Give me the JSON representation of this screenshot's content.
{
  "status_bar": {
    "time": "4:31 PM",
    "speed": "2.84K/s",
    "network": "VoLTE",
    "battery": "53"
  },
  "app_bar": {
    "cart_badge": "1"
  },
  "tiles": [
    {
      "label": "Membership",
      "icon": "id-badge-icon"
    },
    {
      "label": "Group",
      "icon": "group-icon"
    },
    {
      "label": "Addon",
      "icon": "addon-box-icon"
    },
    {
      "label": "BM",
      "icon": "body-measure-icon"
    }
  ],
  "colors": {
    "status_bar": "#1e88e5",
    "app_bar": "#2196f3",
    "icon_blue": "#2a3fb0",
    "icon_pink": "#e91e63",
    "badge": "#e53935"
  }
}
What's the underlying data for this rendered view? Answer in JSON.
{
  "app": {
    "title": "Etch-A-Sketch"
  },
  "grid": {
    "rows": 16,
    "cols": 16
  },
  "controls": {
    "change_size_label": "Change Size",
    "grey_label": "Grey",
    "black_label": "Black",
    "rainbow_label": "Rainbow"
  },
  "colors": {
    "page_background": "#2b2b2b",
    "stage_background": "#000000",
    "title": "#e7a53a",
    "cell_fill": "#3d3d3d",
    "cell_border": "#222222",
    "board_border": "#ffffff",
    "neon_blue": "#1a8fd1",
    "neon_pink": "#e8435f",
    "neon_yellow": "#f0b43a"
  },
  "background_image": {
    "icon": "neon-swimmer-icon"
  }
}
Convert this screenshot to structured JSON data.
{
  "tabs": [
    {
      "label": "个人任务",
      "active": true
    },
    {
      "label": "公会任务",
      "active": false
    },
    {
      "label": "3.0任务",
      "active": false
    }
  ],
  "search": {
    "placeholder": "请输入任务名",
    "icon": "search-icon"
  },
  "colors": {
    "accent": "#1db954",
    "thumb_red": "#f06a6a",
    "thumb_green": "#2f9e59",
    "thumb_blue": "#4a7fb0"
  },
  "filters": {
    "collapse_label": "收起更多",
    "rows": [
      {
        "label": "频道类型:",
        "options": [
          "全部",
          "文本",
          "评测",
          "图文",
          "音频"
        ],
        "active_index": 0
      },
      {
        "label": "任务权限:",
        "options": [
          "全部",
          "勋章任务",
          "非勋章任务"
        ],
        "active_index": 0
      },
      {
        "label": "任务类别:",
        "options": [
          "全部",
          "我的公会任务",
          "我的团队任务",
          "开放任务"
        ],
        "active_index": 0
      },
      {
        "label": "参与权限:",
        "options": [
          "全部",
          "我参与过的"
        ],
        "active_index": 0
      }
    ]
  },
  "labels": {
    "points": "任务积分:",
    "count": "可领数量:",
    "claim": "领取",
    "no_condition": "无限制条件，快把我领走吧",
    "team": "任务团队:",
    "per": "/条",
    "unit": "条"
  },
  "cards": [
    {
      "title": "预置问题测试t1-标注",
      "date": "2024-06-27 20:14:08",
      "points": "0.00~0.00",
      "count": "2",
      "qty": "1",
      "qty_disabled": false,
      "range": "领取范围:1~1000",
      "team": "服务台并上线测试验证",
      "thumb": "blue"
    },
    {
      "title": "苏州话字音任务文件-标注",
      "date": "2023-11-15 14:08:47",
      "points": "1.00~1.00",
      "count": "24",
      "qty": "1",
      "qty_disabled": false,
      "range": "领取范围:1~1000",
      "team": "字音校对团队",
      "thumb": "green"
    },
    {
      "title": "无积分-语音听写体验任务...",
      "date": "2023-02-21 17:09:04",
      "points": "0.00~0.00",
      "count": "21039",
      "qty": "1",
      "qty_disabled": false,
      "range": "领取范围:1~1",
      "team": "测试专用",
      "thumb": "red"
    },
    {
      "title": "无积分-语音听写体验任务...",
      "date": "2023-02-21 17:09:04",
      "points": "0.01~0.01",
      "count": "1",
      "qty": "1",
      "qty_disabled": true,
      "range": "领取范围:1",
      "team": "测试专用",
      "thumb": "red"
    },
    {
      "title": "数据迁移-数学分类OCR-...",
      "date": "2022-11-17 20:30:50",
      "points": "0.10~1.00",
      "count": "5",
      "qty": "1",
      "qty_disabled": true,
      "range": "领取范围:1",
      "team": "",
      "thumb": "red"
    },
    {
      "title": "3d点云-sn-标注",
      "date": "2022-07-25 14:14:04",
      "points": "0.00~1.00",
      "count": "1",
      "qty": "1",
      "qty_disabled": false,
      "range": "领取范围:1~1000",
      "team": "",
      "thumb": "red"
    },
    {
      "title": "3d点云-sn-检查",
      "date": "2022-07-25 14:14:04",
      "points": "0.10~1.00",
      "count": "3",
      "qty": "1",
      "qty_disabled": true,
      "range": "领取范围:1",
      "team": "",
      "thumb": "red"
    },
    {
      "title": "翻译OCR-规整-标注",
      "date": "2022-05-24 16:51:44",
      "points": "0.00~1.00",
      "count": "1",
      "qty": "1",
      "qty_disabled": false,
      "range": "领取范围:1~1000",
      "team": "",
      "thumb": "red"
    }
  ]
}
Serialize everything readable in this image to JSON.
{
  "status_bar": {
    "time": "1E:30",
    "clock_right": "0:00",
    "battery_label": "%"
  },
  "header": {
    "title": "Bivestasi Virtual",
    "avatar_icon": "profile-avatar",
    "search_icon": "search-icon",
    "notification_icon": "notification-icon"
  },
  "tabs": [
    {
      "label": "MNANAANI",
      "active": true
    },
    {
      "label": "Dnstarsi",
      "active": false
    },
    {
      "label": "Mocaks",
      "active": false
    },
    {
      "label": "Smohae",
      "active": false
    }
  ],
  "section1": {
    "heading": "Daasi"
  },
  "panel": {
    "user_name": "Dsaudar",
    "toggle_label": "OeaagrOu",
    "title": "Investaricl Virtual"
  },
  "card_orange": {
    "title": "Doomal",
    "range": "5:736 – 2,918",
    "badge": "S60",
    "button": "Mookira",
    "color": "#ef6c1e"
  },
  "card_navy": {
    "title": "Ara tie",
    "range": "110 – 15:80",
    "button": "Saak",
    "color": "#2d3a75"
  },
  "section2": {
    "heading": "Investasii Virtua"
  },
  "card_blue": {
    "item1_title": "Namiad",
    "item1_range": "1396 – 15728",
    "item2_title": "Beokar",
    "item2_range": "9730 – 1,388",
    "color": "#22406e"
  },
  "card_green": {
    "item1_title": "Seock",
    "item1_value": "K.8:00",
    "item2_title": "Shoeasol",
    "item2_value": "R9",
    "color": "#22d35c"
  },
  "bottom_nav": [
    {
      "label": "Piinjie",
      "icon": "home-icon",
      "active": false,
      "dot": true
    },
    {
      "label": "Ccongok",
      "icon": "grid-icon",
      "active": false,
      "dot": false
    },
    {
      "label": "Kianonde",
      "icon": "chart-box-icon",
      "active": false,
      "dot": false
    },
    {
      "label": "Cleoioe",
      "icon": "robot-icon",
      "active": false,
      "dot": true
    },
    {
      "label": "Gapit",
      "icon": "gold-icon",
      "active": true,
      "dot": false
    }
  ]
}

━━━━━━━━

Brief: Reproduce the full listing word for word.

Response:
Give me the JSON representation of this screenshot's content.
{
  "status_bar": {
    "time": "4:31 PM",
    "speed": "2.84K/s",
    "network": "VoLTE",
    "battery": "53"
  },
  "app_bar": {
    "cart_badge": "1"
  },
  "tiles": [
    {
      "label": "Membership",
      "icon": "id-badge-icon"
    },
    {
      "label": "Group",
      "icon": "group-icon"
    },
    {
      "label": "Addon",
      "icon": "addon-box-icon"
    },
    {
      "label": "BM",
      "icon": "body-measure-icon"
    }
  ],
  "colors": {
    "status_bar": "#1e88e5",
    "app_bar": "#2196f3",
    "icon_blue": "#2a3fb0",
    "icon_pink": "#e91e63",
    "badge": "#e53935"
  }
}
What's the underlying data for this rendered view? Answer in JSON.
{
  "app": {
    "title": "Etch-A-Sketch"
  },
  "grid": {
    "rows": 16,
    "cols": 16
  },
  "controls": {
    "change_size_label": "Change Size",
    "grey_label": "Grey",
    "black_label": "Black",
    "rainbow_label": "Rainbow"
  },
  "colors": {
    "page_background": "#2b2b2b",
    "stage_background": "#000000",
    "title": "#e7a53a",
    "cell_fill": "#3d3d3d",
    "cell_border": "#222222",
    "board_border": "#ffffff",
    "neon_blue": "#1a8fd1",
    "neon_pink": "#e8435f",
    "neon_yellow": "#f0b43a"
  },
  "background_image": {
    "icon": "neon-swimmer-icon"
  }
}
Convert this screenshot to structured JSON data.
{
  "tabs": [
    {
      "label": "个人任务",
      "active": true
    },
    {
      "label": "公会任务",
      "active": false
    },
    {
      "label": "3.0任务",
      "active": false
    }
  ],
  "search": {
    "placeholder": "请输入任务名",
    "icon": "search-icon"
  },
  "colors": {
    "accent": "#1db954",
    "thumb_red": "#f06a6a",
    "thumb_green": "#2f9e59",
    "thumb_blue": "#4a7fb0"
  },
  "filters": {
    "collapse_label": "收起更多",
    "rows": [
      {
        "label": "频道类型:",
        "options": [
          "全部",
          "文本",
          "评测",
          "图文",
          "音频"
        ],
        "active_index": 0
      },
      {
        "label": "任务权限:",
        "options": [
          "全部",
          "勋章任务",
          "非勋章任务"
        ],
        "active_index": 0
      },
      {
        "label": "任务类别:",
        "options": [
          "全部",
          "我的公会任务",
          "我的团队任务",
          "开放任务"
        ],
        "active_index": 0
      },
      {
        "label": "参与权限:",
        "options": [
          "全部",
          "我参与过的"
        ],
        "active_index": 0
      }
    ]
  },
  "labels": {
    "points": "任务积分:",
    "count": "可领数量:",
    "claim": "领取",
    "no_condition": "无限制条件，快把我领走吧",
    "team": "任务团队:",
    "per": "/条",
    "unit": "条"
  },
  "cards": [
    {
      "title": "预置问题测试t1-标注",
      "date": "2024-06-27 20:14:08",
      "points": "0.00~0.00",
      "count": "2",
      "qty": "1",
      "qty_disabled": false,
      "range": "领取范围:1~1000",
      "team": "服务台并上线测试验证",
      "thumb": "blue"
    },
    {
      "title": "苏州话字音任务文件-标注",
      "date": "2023-11-15 14:08:47",
      "points": "1.00~1.00",
      "count": "24",
      "qty": "1",
      "qty_disabled": false,
      "range": "领取范围:1~1000",
      "team": "字音校对团队",
      "thumb": "green"
    },
    {
      "title": "无积分-语音听写体验任务...",
      "date": "2023-02-21 17:09:04",
      "points": "0.00~0.00",
      "count": "21039",
      "qty": "1",
      "qty_disabled": false,
      "range": "领取范围:1~1",
      "team": "测试专用",
      "thumb": "red"
    },
    {
      "title": "无积分-语音听写体验任务...",
      "date": "2023-02-21 17:09:04",
      "points": "0.01~0.01",
      "count": "1",
      "qty": "1",
      "qty_disabled": true,
      "range": "领取范围:1",
      "team": "测试专用",
      "thumb": "red"
    },
    {
      "title": "数据迁移-数学分类OCR-...",
      "date": "2022-11-17 20:30:50",
      "points": "0.10~1.00",
      "count": "5",
      "qty": "1",
      "qty_disabled": true,
      "range": "领取范围:1",
      "team": "",
      "thumb": "red"
    },
    {
      "title": "3d点云-sn-标注",
      "date": "2022-07-25 14:14:04",
      "points": "0.00~1.00",
      "count": "1",
      "qty": "1",
      "qty_disabled": false,
      "range": "领取范围:1~1000",
      "team": "",
      "thumb": "red"
    },
    {
      "title": "3d点云-sn-检查",
      "date": "2022-07-25 14:14:04",
      "points": "0.10~1.00",
      "count": "3",
      "qty": "1",
      "qty_disabled": true,
      "range": "领取范围:1",
      "team": "",
      "thumb": "red"
    },
    {
      "title": "翻译OCR-规整-标注",
      "date": "2022-05-24 16:51:44",
      "points": "0.00~1.00",
      "count": "1",
      "qty": "1",
      "qty_disabled": false,
      "range": "领取范围:1~1000",
      "team": "",
      "thumb": "red"
    }
  ]
}
Serialize everything readable in this image to JSON.
{
  "status_bar": {
    "time": "1E:30",
    "clock_right": "0:00",
    "battery_label": "%"
  },
  "header": {
    "title": "Bivestasi Virtual",
    "avatar_icon": "profile-avatar",
    "search_icon": "search-icon",
    "notification_icon": "notification-icon"
  },
  "tabs": [
    {
      "label": "MNANAANI",
      "active": true
    },
    {
      "label": "Dnstarsi",
      "active": false
    },
    {
      "label": "Mocaks",
      "active": false
    },
    {
      "label": "Smohae",
      "active": false
    }
  ],
  "section1": {
    "heading": "Daasi"
  },
  "panel": {
    "user_name": "Dsaudar",
    "toggle_label": "OeaagrOu",
    "title": "Investaricl Virtual"
  },
  "card_orange": {
    "title": "Doomal",
    "range": "5:736 – 2,918",
    "badge": "S60",
    "button": "Mookira",
    "color": "#ef6c1e"
  },
  "card_navy": {
    "title": "Ara tie",
    "range": "110 – 15:80",
    "button": "Saak",
    "color": "#2d3a75"
  },
  "section2": {
    "heading": "Investasii Virtua"
  },
  "card_blue": {
    "item1_title": "Namiad",
    "item1_range": "1396 – 15728",
    "item2_title": "Beokar",
    "item2_range": "9730 – 1,388",
    "color": "#22406e"
  },
  "card_green": {
    "item1_title": "Seock",
    "item1_value": "K.8:00",
    "item2_title": "Shoeasol",
    "item2_value": "R9",
    "color": "#22d35c"
  },
  "bottom_nav": [
    {
      "label": "Piinjie",
      "icon": "home-icon",
      "active": false,
      "dot": true
    },
    {
      "label": "Ccongok",
      "icon": "grid-icon",
      "active": false,
      "dot": false
    },
    {
      "label": "Kianonde",
      "icon": "chart-box-icon",
      "active": false,
      "dot": false
    },
    {
      "label": "Cleoioe",
      "icon": "robot-icon",
      "active": false,
      "dot": true
    },
    {
      "label": "Gapit",
      "icon": "gold-icon",
      "active": true,
      "dot": false
    }
  ]
}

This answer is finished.